Requirement:
Locate the line that contains "Output the underlying". Reproduce it and all following lines up to the end of the material, exactly and with nothing added.

Items:
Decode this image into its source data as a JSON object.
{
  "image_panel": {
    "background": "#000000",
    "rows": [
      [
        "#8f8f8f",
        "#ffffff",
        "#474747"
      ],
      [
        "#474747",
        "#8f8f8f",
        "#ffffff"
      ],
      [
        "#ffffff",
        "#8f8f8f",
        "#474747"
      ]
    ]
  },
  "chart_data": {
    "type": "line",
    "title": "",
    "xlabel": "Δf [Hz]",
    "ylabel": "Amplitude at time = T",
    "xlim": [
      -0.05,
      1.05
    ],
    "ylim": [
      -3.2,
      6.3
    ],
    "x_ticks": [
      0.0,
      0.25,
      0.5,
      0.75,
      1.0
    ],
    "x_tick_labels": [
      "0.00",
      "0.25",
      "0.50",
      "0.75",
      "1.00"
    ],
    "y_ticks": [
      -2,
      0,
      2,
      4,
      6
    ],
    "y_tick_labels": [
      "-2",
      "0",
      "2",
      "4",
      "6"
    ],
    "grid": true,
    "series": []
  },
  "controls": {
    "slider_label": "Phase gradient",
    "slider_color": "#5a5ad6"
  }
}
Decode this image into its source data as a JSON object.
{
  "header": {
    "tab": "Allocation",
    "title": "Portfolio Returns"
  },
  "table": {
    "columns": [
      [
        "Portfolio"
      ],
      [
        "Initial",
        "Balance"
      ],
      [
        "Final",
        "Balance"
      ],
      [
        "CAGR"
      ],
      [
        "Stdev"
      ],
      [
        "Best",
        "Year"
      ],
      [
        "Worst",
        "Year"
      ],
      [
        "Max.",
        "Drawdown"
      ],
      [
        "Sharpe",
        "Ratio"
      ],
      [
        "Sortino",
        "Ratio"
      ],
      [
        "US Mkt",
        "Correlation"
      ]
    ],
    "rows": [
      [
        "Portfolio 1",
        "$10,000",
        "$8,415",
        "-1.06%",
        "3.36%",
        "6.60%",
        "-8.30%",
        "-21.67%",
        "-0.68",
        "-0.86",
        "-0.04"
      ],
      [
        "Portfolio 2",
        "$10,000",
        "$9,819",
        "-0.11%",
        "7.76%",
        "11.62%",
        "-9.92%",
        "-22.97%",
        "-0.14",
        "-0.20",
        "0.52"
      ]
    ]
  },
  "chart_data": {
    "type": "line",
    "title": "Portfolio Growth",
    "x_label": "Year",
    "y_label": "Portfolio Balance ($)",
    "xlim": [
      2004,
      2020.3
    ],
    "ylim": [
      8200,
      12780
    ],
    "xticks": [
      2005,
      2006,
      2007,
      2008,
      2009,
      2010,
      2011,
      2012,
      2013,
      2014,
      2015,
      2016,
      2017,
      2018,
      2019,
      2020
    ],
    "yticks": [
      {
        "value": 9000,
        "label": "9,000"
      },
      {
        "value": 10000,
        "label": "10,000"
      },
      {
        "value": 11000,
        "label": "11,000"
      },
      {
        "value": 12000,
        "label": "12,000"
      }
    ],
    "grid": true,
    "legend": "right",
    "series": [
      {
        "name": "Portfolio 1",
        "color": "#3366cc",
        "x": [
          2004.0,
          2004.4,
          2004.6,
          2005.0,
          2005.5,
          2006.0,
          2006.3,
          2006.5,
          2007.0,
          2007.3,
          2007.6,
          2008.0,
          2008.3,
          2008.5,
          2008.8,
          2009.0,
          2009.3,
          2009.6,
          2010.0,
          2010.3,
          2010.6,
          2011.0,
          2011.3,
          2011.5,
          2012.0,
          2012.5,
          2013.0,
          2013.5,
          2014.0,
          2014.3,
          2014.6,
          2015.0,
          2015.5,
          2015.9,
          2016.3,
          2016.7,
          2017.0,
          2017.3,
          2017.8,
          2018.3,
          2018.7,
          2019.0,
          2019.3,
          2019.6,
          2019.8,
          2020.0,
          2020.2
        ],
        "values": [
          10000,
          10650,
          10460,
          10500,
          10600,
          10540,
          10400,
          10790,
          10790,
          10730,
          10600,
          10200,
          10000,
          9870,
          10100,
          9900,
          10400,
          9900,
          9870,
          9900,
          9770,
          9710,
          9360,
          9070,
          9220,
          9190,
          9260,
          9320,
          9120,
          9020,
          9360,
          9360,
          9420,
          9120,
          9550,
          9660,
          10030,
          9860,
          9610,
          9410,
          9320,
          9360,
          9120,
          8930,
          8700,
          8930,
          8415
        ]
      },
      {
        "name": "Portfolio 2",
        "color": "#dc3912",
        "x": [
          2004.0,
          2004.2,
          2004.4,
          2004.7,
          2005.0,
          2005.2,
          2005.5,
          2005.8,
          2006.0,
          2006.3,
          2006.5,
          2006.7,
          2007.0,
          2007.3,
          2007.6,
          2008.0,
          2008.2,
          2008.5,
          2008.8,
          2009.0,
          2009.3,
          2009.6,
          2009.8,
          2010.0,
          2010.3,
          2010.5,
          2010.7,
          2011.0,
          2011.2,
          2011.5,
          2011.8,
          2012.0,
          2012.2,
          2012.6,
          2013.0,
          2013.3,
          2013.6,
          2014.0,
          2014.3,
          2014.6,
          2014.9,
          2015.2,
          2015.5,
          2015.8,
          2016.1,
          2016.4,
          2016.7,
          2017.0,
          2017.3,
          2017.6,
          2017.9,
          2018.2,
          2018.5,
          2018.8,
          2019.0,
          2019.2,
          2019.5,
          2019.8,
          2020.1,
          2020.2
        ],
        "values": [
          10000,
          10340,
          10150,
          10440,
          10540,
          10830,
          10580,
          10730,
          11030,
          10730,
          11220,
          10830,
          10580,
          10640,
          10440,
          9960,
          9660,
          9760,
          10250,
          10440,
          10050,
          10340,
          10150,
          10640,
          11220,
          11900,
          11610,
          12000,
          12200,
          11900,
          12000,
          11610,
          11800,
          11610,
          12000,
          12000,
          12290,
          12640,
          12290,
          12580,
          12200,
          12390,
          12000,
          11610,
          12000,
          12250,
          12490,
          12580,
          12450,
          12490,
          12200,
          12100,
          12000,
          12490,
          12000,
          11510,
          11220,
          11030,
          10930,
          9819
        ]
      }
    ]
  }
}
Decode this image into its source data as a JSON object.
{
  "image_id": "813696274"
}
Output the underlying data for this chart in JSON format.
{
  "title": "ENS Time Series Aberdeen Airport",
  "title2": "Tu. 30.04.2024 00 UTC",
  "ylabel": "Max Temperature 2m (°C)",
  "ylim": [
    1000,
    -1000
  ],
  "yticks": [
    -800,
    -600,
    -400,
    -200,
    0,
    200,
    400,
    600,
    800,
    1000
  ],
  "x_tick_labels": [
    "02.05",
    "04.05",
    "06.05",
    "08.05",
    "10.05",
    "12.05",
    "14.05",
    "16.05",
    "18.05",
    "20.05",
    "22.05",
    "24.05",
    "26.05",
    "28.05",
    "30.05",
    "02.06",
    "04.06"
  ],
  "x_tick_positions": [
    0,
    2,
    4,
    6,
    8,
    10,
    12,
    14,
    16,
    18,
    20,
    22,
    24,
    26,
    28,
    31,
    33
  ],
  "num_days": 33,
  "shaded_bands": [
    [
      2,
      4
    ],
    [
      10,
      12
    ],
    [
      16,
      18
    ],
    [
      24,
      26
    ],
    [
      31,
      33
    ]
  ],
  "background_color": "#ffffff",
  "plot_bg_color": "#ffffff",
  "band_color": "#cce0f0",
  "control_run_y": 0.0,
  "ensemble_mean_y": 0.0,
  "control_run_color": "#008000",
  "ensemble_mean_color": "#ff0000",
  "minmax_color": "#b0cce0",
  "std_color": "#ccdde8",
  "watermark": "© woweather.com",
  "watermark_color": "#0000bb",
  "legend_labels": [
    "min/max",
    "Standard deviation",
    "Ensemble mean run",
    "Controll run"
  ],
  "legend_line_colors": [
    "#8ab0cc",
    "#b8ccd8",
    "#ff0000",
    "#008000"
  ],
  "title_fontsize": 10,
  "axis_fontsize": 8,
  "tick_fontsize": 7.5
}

Written reply:
Output the underlying data for this chart in JSON format.
{
  "title": "ENS Time Series Aberdeen Airport",
  "title2": "Tu. 30.04.2024 00 UTC",
  "ylabel": "Max Temperature 2m (°C)",
  "ylim": [
    1000,
    -1000
  ],
  "yticks": [
    -800,
    -600,
    -400,
    -200,
    0,
    200,
    400,
    600,
    800,
    1000
  ],
  "x_tick_labels": [
    "02.05",
    "04.05",
    "06.05",
    "08.05",
    "10.05",
    "12.05",
    "14.05",
    "16.05",
    "18.05",
    "20.05",
    "22.05",
    "24.05",
    "26.05",
    "28.05",
    "30.05",
    "02.06",
    "04.06"
  ],
  "x_tick_positions": [
    0,
    2,
    4,
    6,
    8,
    10,
    12,
    14,
    16,
    18,
    20,
    22,
    24,
    26,
    28,
    31,
    33
  ],
  "num_days": 33,
  "shaded_bands": [
    [
      2,
      4
    ],
    [
      10,
      12
    ],
    [
      16,
      18
    ],
    [
      24,
      26
    ],
    [
      31,
      33
    ]
  ],
  "background_color": "#ffffff",
  "plot_bg_color": "#ffffff",
  "band_color": "#cce0f0",
  "control_run_y": 0.0,
  "ensemble_mean_y": 0.0,
  "control_run_color": "#008000",
  "ensemble_mean_color": "#ff0000",
  "minmax_color": "#b0cce0",
  "std_color": "#ccdde8",
  "watermark": "© woweather.com",
  "watermark_color": "#0000bb",
  "legend_labels": [
    "min/max",
    "Standard deviation",
    "Ensemble mean run",
    "Controll run"
  ],
  "legend_line_colors": [
    "#8ab0cc",
    "#b8ccd8",
    "#ff0000",
    "#008000"
  ],
  "title_fontsize": 10,
  "axis_fontsize": 8,
  "tick_fontsize": 7.5
}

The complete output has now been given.